* _Exercise brief_: Copy the data that follows exactly. Include no pictures.

* _Material for this task_:
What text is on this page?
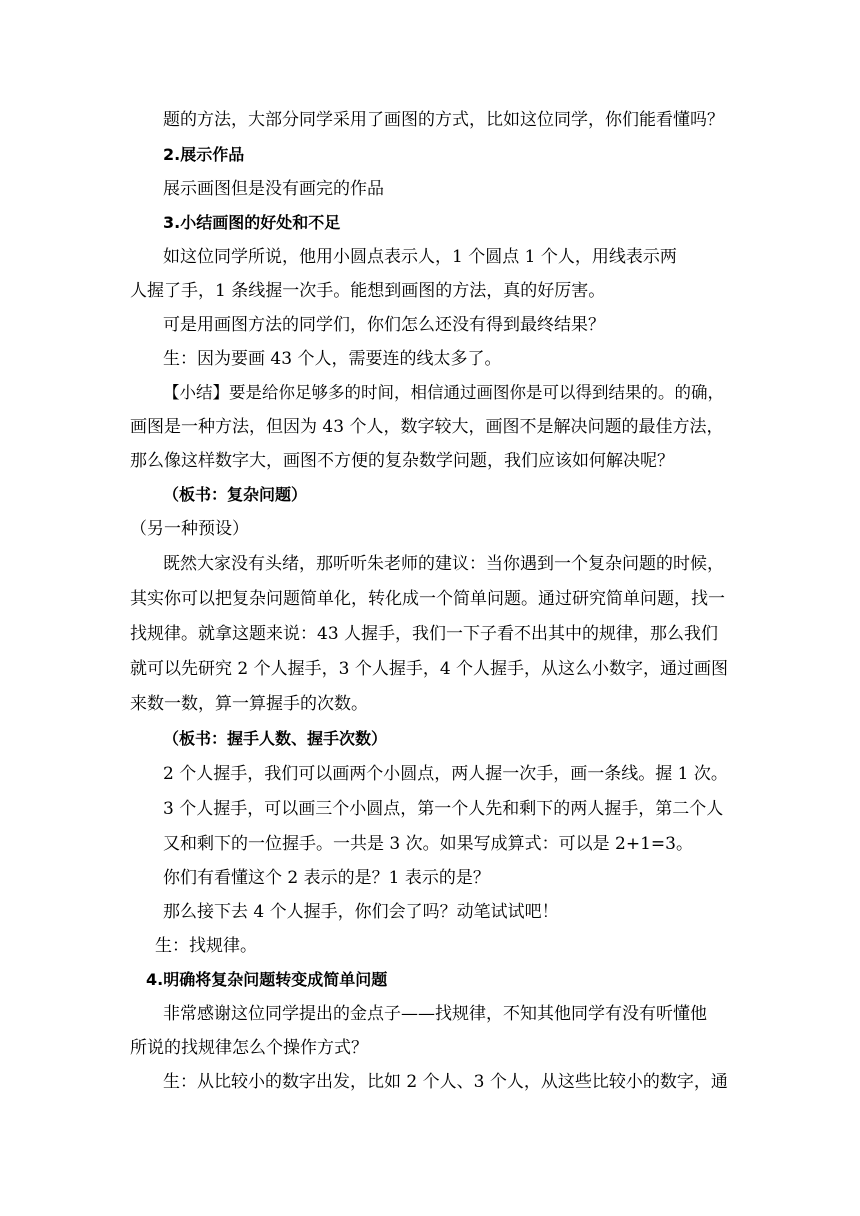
题的方法，大部分同学采用了画图的方式，比如这位同学，你们能看懂吗？
2.展示作品
展示画图但是没有画完的作品
3.小结画图的好处和不足
如这位同学所说，他用小圆点表示人，1 个圆点 1 个人，用线表示两
人握了手，1 条线握一次手。能想到画图的方法，真的好厉害。
可是用画图方法的同学们，你们怎么还没有得到最终结果？
生：因为要画 43 个人，需要连的线太多了。
【小结】要是给你足够多的时间，相信通过画图你是可以得到结果的。的确，
画图是一种方法，但因为 43 个人，数字较大，画图不是解决问题的最佳方法，
那么像这样数字大，画图不方便的复杂数学问题，我们应该如何解决呢？
（板书：复杂问题）
（另一种预设）
既然大家没有头绪，那听听朱老师的建议：当你遇到一个复杂问题的时候，
其实你可以把复杂问题简单化，转化成一个简单问题。通过研究简单问题，找一
找规律。就拿这题来说：43 人握手，我们一下子看不出其中的规律，那么我们
就可以先研究 2 个人握手，3 个人握手，4 个人握手，从这么小数字，通过画图
来数一数，算一算握手的次数。
（板书：握手人数、握手次数）
2 个人握手，我们可以画两个小圆点，两人握一次手，画一条线。握 1 次。
3 个人握手，可以画三个小圆点，第一个人先和剩下的两人握手，第二个人
又和剩下的一位握手。一共是 3 次。如果写成算式：可以是 2+1=3。
你们有看懂这个 2 表示的是？1 表示的是？
那么接下去 4 个人握手，你们会了吗？动笔试试吧！
生：找规律。
4.明确将复杂问题转变成简单问题
非常感谢这位同学提出的金点子——找规律，不知其他同学有没有听懂他
所说的找规律怎么个操作方式？
生：从比较小的数字出发，比如 2 个人、3 个人，从这些比较小的数字，通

* _Reply to the task_:
What text is on this page?
题的方法，大部分同学采用了画图的方式，比如这位同学，你们能看懂吗？
2.展示作品
展示画图但是没有画完的作品
3.小结画图的好处和不足
如这位同学所说，他用小圆点表示人，1 个圆点 1 个人，用线表示两
人握了手，1 条线握一次手。能想到画图的方法，真的好厉害。
可是用画图方法的同学们，你们怎么还没有得到最终结果？
生：因为要画 43 个人，需要连的线太多了。
【小结】要是给你足够多的时间，相信通过画图你是可以得到结果的。的确，
画图是一种方法，但因为 43 个人，数字较大，画图不是解决问题的最佳方法，
那么像这样数字大，画图不方便的复杂数学问题，我们应该如何解决呢？
（板书：复杂问题）
（另一种预设）
既然大家没有头绪，那听听朱老师的建议：当你遇到一个复杂问题的时候，
其实你可以把复杂问题简单化，转化成一个简单问题。通过研究简单问题，找一
找规律。就拿这题来说：43 人握手，我们一下子看不出其中的规律，那么我们
就可以先研究 2 个人握手，3 个人握手，4 个人握手，从这么小数字，通过画图
来数一数，算一算握手的次数。
（板书：握手人数、握手次数）
2 个人握手，我们可以画两个小圆点，两人握一次手，画一条线。握 1 次。
3 个人握手，可以画三个小圆点，第一个人先和剩下的两人握手，第二个人
又和剩下的一位握手。一共是 3 次。如果写成算式：可以是 2+1=3。
你们有看懂这个 2 表示的是？1 表示的是？
那么接下去 4 个人握手，你们会了吗？动笔试试吧！
生：找规律。
4.明确将复杂问题转变成简单问题
非常感谢这位同学提出的金点子——找规律，不知其他同学有没有听懂他
所说的找规律怎么个操作方式？
生：从比较小的数字出发，比如 2 个人、3 个人，从这些比较小的数字，通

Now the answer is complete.